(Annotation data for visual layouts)
☆ ☆ ☆

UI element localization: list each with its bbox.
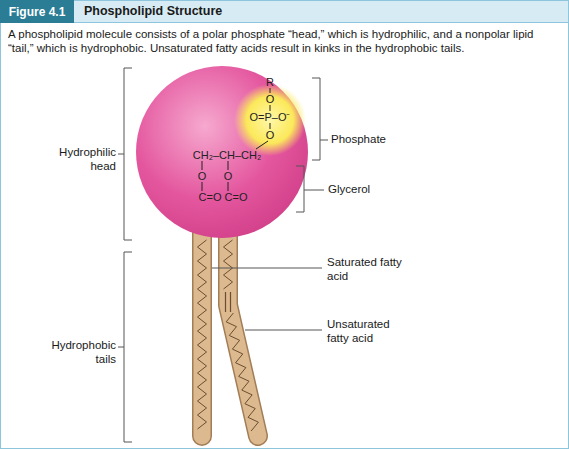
part-label: Saturated fatty acid — [327, 256, 407, 284]
bond — [228, 161, 229, 170]
chemical-symbol: CH₂–CH–CH₂ — [193, 150, 261, 161]
leader-line — [245, 330, 322, 331]
bond — [270, 105, 271, 111]
leader-line — [212, 268, 322, 269]
chemical-symbol: O — [198, 171, 207, 182]
figure-number: Figure 4.1 — [9, 5, 66, 19]
carbon-chain — [226, 313, 258, 431]
carbon-chain — [224, 240, 233, 289]
chemical-bonds — [202, 88, 270, 191]
double-bond — [225, 292, 226, 312]
bond — [228, 182, 229, 191]
figure-title: Phospholipid Structure — [84, 4, 222, 19]
bond — [270, 88, 271, 93]
part-label: Phosphate — [331, 133, 421, 147]
part-label: Unsaturated fatty acid — [327, 318, 407, 346]
head-bracket — [118, 68, 132, 240]
part-label: Hydrophobic tails — [40, 339, 116, 367]
bond — [270, 123, 271, 129]
chemical-symbol: O — [224, 171, 233, 182]
bond — [202, 182, 203, 191]
bond — [202, 161, 203, 170]
chemical-symbol: R — [266, 77, 274, 88]
part-label: Hydrophilic head — [40, 146, 116, 174]
header-band — [1, 1, 569, 23]
phosphate-glow — [234, 84, 306, 156]
figure-caption: A phospholipid molecule consists of a po… — [8, 28, 561, 56]
tails-bracket — [118, 252, 132, 442]
hydrophilic-head — [136, 66, 308, 238]
chemical-symbol: O — [266, 130, 275, 141]
chemical-symbol: O=P–O⁻ — [250, 112, 291, 123]
carbon-chain — [198, 240, 207, 429]
part-label: Glycerol — [328, 183, 418, 197]
glycerol-bracket — [296, 166, 324, 212]
phosphate-bracket — [312, 78, 328, 160]
chemical-symbol: C=O — [199, 192, 222, 203]
chemical-symbol: O — [266, 94, 275, 105]
brackets — [118, 68, 328, 442]
chemical-symbol: C=O — [225, 192, 248, 203]
figure-number-box: Figure 4.1 — [0, 0, 74, 23]
bond — [256, 141, 268, 149]
double-bond — [230, 292, 231, 312]
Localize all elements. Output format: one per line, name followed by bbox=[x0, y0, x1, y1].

☆ ☆ ☆

### Short task
Put the lines of all the entries above into a JSON list of strings, with one string per line and no blank lines. Leave the pictures out of the answer.

### Response
[
  "UI element localization: list each with its bbox.",
  "part-label: Saturated fatty acid — [327, 256, 407, 284]",
  "bond — [228, 161, 229, 170]",
  "chemical-symbol: CH₂–CH–CH₂ — [193, 150, 261, 161]",
  "leader-line — [245, 330, 322, 331]",
  "bond — [270, 105, 271, 111]",
  "leader-line — [212, 268, 322, 269]",
  "chemical-symbol: O — [198, 171, 207, 182]",
  "figure-number: Figure 4.1 — [9, 5, 66, 19]",
  "carbon-chain — [226, 313, 258, 431]",
  "carbon-chain — [224, 240, 233, 289]",
  "chemical-bonds — [202, 88, 270, 191]",
  "double-bond — [225, 292, 226, 312]",
  "bond — [228, 182, 229, 191]",
  "figure-title: Phospholipid Structure — [84, 4, 222, 19]",
  "bond — [270, 88, 271, 93]",
  "part-label: Phosphate — [331, 133, 421, 147]",
  "part-label: Unsaturated fatty acid — [327, 318, 407, 346]",
  "head-bracket — [118, 68, 132, 240]",
  "part-label: Hydrophobic tails — [40, 339, 116, 367]",
  "bond — [270, 123, 271, 129]",
  "chemical-symbol: O — [224, 171, 233, 182]",
  "bond — [202, 182, 203, 191]",
  "bond — [202, 161, 203, 170]",
  "chemical-symbol: R — [266, 77, 274, 88]",
  "part-label: Hydrophilic head — [40, 146, 116, 174]",
  "header-band — [1, 1, 569, 23]",
  "phosphate-glow — [234, 84, 306, 156]",
  "figure-caption: A phospholipid molecule consists of a po… — [8, 28, 561, 56]",
  "tails-bracket — [118, 252, 132, 442]",
  "hydrophilic-head — [136, 66, 308, 238]",
  "chemical-symbol: O — [266, 130, 275, 141]",
  "chemical-symbol: O=P–O⁻ — [250, 112, 291, 123]",
  "carbon-chain — [198, 240, 207, 429]",
  "part-label: Glycerol — [328, 183, 418, 197]",
  "glycerol-bracket — [296, 166, 324, 212]",
  "phosphate-bracket — [312, 78, 328, 160]",
  "chemical-symbol: C=O — [199, 192, 222, 203]",
  "chemical-symbol: O — [266, 94, 275, 105]",
  "brackets — [118, 68, 328, 442]",
  "chemical-symbol: C=O — [225, 192, 248, 203]",
  "figure-number-box: Figure 4.1 — [0, 0, 74, 23]",
  "bond — [256, 141, 268, 149]",
  "double-bond — [230, 292, 231, 312]",
  "Localize all elements. Output format: one per line, name followed by bbox=[x0, y0, x1, y1]."
]